* What needs to be done
Repeat every line exactly, keeping the pictures out of the copy.

* Records to process
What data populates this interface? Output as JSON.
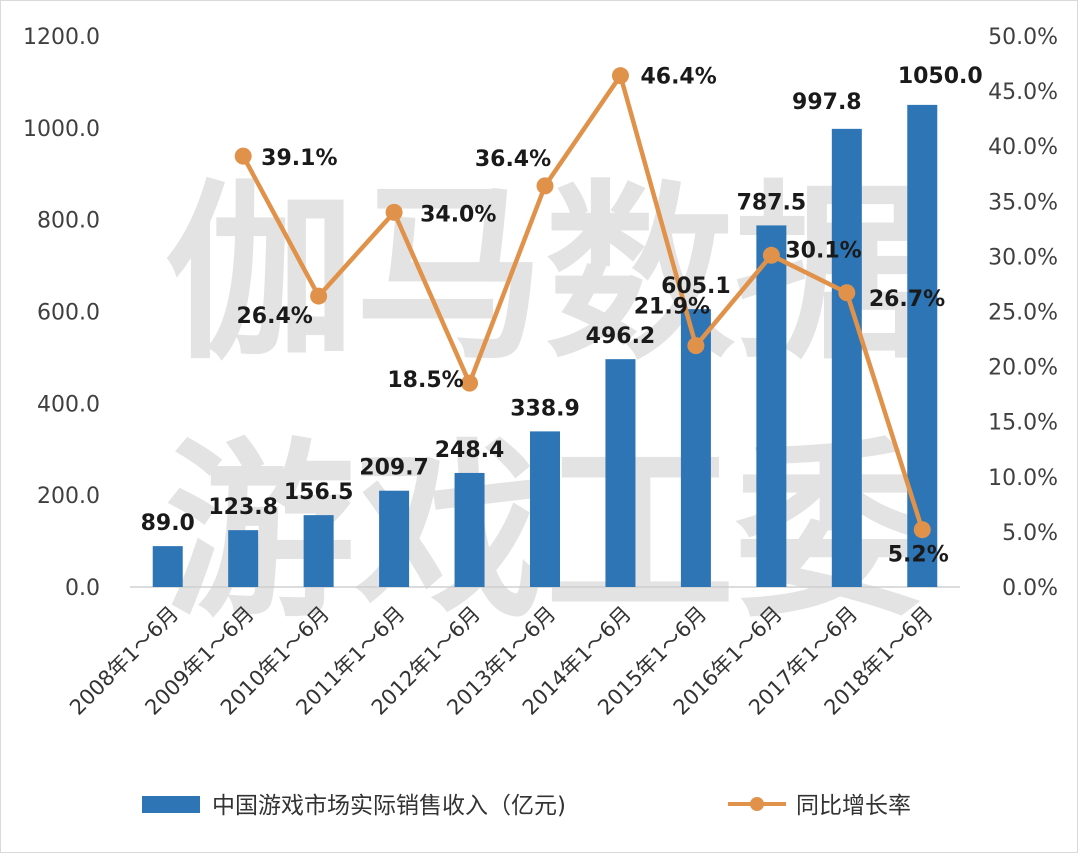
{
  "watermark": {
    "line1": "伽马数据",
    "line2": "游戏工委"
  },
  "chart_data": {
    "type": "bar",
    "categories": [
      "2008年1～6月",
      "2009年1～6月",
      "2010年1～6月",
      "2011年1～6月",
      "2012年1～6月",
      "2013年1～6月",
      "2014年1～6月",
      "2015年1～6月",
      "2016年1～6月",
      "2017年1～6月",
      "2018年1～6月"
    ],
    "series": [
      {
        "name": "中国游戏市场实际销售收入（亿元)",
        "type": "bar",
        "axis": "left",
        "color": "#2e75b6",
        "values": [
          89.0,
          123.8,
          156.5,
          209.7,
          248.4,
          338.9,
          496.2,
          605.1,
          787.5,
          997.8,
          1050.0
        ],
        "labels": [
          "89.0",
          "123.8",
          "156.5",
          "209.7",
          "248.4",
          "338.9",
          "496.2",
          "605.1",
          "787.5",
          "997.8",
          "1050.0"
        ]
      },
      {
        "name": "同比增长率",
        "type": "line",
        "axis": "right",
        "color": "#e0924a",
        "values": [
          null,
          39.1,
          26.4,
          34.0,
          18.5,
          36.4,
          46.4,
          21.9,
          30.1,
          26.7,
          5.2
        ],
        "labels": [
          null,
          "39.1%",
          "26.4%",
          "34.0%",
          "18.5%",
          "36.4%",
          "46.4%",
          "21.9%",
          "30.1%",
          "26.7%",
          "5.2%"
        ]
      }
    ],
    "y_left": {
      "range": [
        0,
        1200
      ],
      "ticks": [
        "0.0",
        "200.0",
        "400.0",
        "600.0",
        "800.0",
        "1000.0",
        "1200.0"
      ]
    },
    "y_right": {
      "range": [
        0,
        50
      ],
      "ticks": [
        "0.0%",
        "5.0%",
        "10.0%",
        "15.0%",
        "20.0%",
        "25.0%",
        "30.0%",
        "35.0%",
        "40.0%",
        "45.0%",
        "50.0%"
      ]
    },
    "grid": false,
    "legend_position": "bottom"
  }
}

* Solution to this problem
What data populates this interface? Output as JSON.
{
  "watermark": {
    "line1": "伽马数据",
    "line2": "游戏工委"
  },
  "chart_data": {
    "type": "bar",
    "categories": [
      "2008年1～6月",
      "2009年1～6月",
      "2010年1～6月",
      "2011年1～6月",
      "2012年1～6月",
      "2013年1～6月",
      "2014年1～6月",
      "2015年1～6月",
      "2016年1～6月",
      "2017年1～6月",
      "2018年1～6月"
    ],
    "series": [
      {
        "name": "中国游戏市场实际销售收入（亿元)",
        "type": "bar",
        "axis": "left",
        "color": "#2e75b6",
        "values": [
          89.0,
          123.8,
          156.5,
          209.7,
          248.4,
          338.9,
          496.2,
          605.1,
          787.5,
          997.8,
          1050.0
        ],
        "labels": [
          "89.0",
          "123.8",
          "156.5",
          "209.7",
          "248.4",
          "338.9",
          "496.2",
          "605.1",
          "787.5",
          "997.8",
          "1050.0"
        ]
      },
      {
        "name": "同比增长率",
        "type": "line",
        "axis": "right",
        "color": "#e0924a",
        "values": [
          null,
          39.1,
          26.4,
          34.0,
          18.5,
          36.4,
          46.4,
          21.9,
          30.1,
          26.7,
          5.2
        ],
        "labels": [
          null,
          "39.1%",
          "26.4%",
          "34.0%",
          "18.5%",
          "36.4%",
          "46.4%",
          "21.9%",
          "30.1%",
          "26.7%",
          "5.2%"
        ]
      }
    ],
    "y_left": {
      "range": [
        0,
        1200
      ],
      "ticks": [
        "0.0",
        "200.0",
        "400.0",
        "600.0",
        "800.0",
        "1000.0",
        "1200.0"
      ]
    },
    "y_right": {
      "range": [
        0,
        50
      ],
      "ticks": [
        "0.0%",
        "5.0%",
        "10.0%",
        "15.0%",
        "20.0%",
        "25.0%",
        "30.0%",
        "35.0%",
        "40.0%",
        "45.0%",
        "50.0%"
      ]
    },
    "grid": false,
    "legend_position": "bottom"
  }
}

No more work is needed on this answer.